Tarefas propostas ->
**a.** No texto sobre a cozinha ítalo-mineira, em que cidade nasceu e foi criada a bisavó do chef Leo Paixão?
**b.** Continue o texto sobre a cozinha ítalo-mineira a partir do ponto em que ele termina.

Texto da página ->
□ □ □ □ □ □ □

Portanto, não é absurdo reconhecer e reverenciar a existência de uma cozinha ítalo-mineira, que funde o que de melhor existe nos dois territórios. “É uma cozinha italiana feita da forma que os mineiros gostam de comer e com os melhores produtos mineiros que temos disponíveis”, explica o chef Leo Paixão, à frente do restaurante Ninita, que ele define como uma cozinha autêntica ítalo-mineira, em homenagem à sua bisavó de ascendência italiana, mas nascida e criada em Diamantina (MG). “Ninita era uma mineira legítima, com uma pitadinha de nonna”, relembra o chef.

 

A união dos dois territórios é vista em pratos disponíveis no menu, como polenta cremosa de queijo meia-cura com ragu de galinha à moda pinga e frita, quiabo e ora-pro-nóbis, risoni de mocotó com língua na brasa e o tiramisù de bombocado com creme de queijo do serro e mousse de chocolate.

 

Tiramisù de bombocado com creme de queijo do Serro  e mousse de chocolate, do restaurante Ninita (Foto: Rubens Kato/divulgação)

 

Neto de italianos, o chef Américo Piacenza inaugurou a Cantina Piacenza, em Belo Horizonte, em 2008. Ele conta que a sua cozinha é um reflexo da vinda da sua avó paterna, da região da província de Salerno, ao Brasil. “Quando ela chegou e começou a cozinhar, não tinha os mesmos ingredientes, os mesmos tomates que existiam na Itália. Ela foi adaptando as receitas desenvolvidas com os ingredientes encontrados aqui”, conta Américo, que segue, há 16 anos, as mesmas tradições. “Minha cozinha é sazonal, local e com a procura de tudo que está próximo de nós”, diz.

□ □ □ □ □ □ □

Dados disponíveis ->
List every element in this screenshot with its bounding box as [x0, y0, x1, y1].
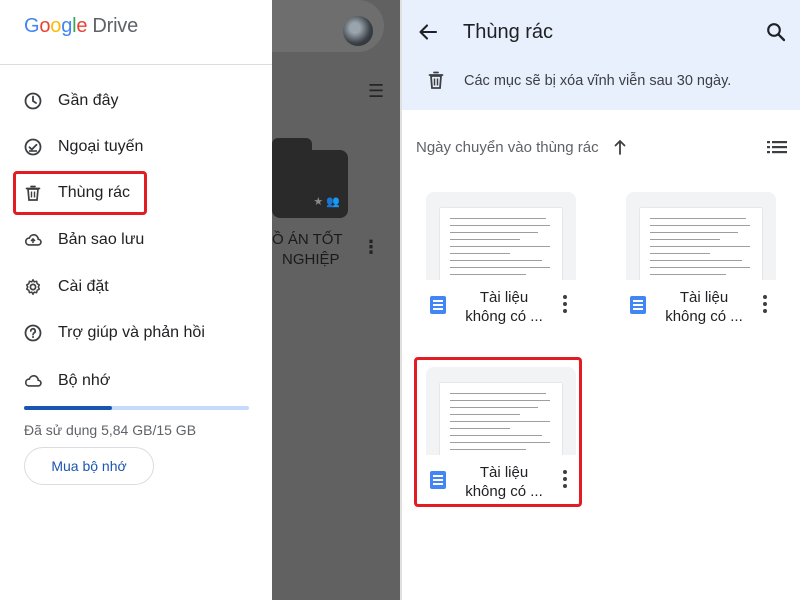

□ □ □ □ □ □ □

Resultados das tarefas ->
**a.** Diamantina (MG).

**b.**
 

Pappardelle com carne de sol, requeijão e crocante de couve da Cantina Piacenza (Foto: Fred Magno)

 

O chef e gastrônomo Eduardo Maya, à frente da Pitza 1780, contextualiza sobre a realidade do rótulo. “Cozinha ítalo-mineira é uma realidade em Minas, principalmente em BH, devido à forte imigração italiana que tivemos. Com a dificuldade de encontrar produtos italianos por aqui, tiveram que improvisar e construir uma fusão gastronômica entre os dois países. Um exemplo é a pizza de bolonhesa com palmito, que é típica de BH e não existe na Itália”, explica.

 

Chef Eduardo Maya, à frente da Pitza 1780: Técnicas italianas e coberturas com ingredientes mineiros (Foto: Victor Schwaner/divulgação)

 

Herança

 

Na Cantina Piacenza, essa fusão é vista em pratos como o pappardelle com carne de sol, requeijão e crocante de couve; risoto de queijo canastra com redução de aceto e rapadura; e o ravióli de queijo e espinafre ao molho sugo, receita que é lembrança da própria avó. Além das técnicas, os italianos trouxeram a tradição da mesa cheia, da fartura e da comida afetiva. “Quando os italianos vêm até aqui, que é um restaurante italiano fora da Itália, eles chegam com esse desejo de comer uma comida de mãe, de família. E o que eles encontram aqui é uma cozinha de mãe, só que é a da minha mãe, que é mineira”, resume Américo.

 

Ravioli de taioba recheado com queijo Canastra e requeijao cremoso ao molho sugo da Cozinha da Vó Anna (Foto: Davi Vieira/divulgação)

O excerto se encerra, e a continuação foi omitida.